* **Recorded data**
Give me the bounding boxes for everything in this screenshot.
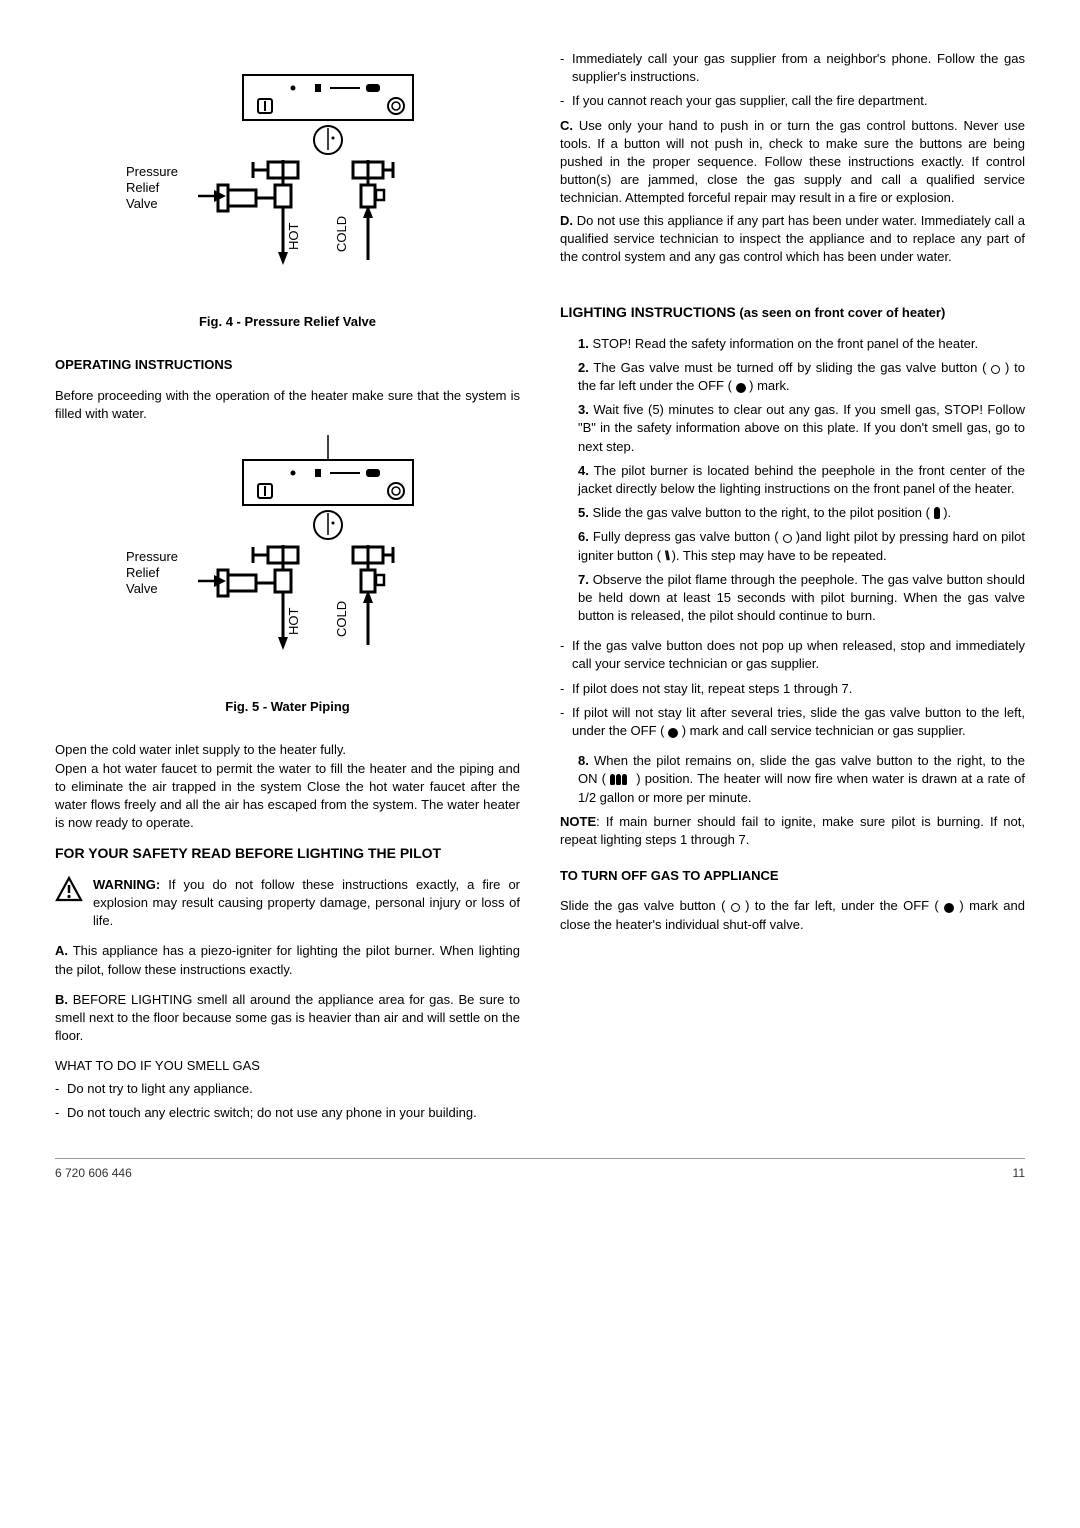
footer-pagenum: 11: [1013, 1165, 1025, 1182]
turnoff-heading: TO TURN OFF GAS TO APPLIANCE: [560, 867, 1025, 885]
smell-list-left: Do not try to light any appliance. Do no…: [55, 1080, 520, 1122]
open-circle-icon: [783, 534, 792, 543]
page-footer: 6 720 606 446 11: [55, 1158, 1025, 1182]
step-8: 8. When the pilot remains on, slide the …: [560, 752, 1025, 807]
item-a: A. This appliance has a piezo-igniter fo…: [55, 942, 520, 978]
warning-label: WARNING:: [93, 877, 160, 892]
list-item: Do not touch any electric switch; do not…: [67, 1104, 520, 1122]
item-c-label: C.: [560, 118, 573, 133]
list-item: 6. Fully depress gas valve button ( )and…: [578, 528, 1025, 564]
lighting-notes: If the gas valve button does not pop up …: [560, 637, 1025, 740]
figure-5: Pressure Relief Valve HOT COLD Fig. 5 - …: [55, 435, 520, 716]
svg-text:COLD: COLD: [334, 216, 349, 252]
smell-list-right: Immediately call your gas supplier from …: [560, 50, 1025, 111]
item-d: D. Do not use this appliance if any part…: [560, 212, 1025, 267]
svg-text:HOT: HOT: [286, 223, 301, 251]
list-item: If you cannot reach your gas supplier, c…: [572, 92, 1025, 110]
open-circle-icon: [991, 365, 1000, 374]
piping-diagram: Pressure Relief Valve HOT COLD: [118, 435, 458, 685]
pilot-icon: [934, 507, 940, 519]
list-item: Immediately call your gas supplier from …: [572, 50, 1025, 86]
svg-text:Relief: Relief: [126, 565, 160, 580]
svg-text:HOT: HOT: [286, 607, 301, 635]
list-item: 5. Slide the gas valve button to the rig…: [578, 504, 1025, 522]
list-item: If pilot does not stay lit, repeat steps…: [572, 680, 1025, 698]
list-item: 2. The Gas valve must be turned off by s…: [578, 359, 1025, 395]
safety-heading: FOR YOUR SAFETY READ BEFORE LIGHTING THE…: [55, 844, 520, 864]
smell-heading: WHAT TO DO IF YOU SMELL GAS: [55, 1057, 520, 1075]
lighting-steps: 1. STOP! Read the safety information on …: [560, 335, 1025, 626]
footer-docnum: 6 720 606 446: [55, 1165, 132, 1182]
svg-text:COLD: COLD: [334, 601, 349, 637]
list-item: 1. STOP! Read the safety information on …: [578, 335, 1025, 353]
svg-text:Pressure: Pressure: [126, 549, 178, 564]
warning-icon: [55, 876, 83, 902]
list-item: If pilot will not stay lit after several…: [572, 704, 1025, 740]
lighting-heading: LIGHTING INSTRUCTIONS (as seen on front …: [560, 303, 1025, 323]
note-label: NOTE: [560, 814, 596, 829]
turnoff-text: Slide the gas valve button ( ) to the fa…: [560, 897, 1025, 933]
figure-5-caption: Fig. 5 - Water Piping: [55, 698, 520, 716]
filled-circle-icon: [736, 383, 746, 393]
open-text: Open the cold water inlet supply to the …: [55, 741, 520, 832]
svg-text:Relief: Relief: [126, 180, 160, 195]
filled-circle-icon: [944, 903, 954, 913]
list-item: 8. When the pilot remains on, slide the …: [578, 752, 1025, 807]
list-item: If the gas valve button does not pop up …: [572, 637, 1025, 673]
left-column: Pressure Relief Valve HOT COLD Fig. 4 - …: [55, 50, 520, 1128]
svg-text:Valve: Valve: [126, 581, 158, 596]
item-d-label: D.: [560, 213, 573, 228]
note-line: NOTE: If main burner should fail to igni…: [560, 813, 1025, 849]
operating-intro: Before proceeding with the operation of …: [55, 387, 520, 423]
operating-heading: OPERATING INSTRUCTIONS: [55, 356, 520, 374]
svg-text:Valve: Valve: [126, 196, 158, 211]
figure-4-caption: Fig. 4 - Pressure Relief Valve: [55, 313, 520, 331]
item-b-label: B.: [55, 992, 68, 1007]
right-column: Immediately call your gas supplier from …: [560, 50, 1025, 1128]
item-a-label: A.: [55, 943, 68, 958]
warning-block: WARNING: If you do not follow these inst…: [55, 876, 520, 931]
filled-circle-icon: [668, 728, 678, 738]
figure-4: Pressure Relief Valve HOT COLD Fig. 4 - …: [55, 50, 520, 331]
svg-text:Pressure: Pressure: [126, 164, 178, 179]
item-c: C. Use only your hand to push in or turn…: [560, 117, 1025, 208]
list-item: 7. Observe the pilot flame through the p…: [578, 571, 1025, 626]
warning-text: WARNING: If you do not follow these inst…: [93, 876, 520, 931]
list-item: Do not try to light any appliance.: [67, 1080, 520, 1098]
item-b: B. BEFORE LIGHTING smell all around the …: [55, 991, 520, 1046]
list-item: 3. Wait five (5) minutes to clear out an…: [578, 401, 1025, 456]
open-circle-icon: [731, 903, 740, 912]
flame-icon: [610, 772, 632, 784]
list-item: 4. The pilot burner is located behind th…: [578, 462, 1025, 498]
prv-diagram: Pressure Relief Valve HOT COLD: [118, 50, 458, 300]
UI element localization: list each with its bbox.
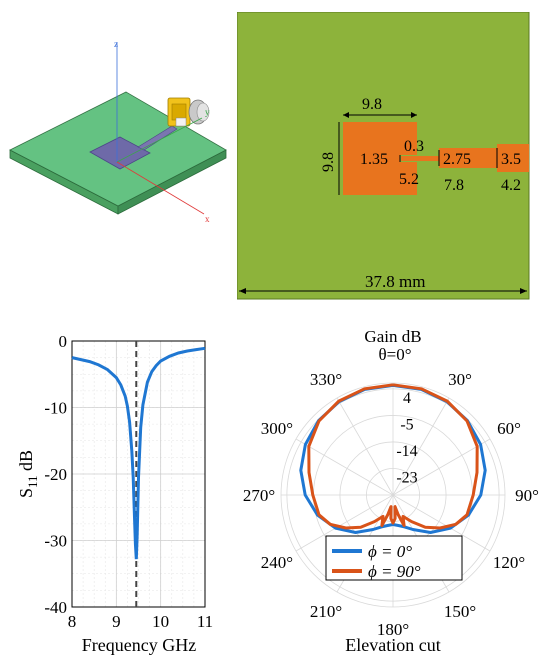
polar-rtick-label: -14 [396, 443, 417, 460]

* **Aim of the exercise**
State how many lines of the records contain the string "When", counting only matches with the same capitalization. Give only the number.

* **Reply to the task**
2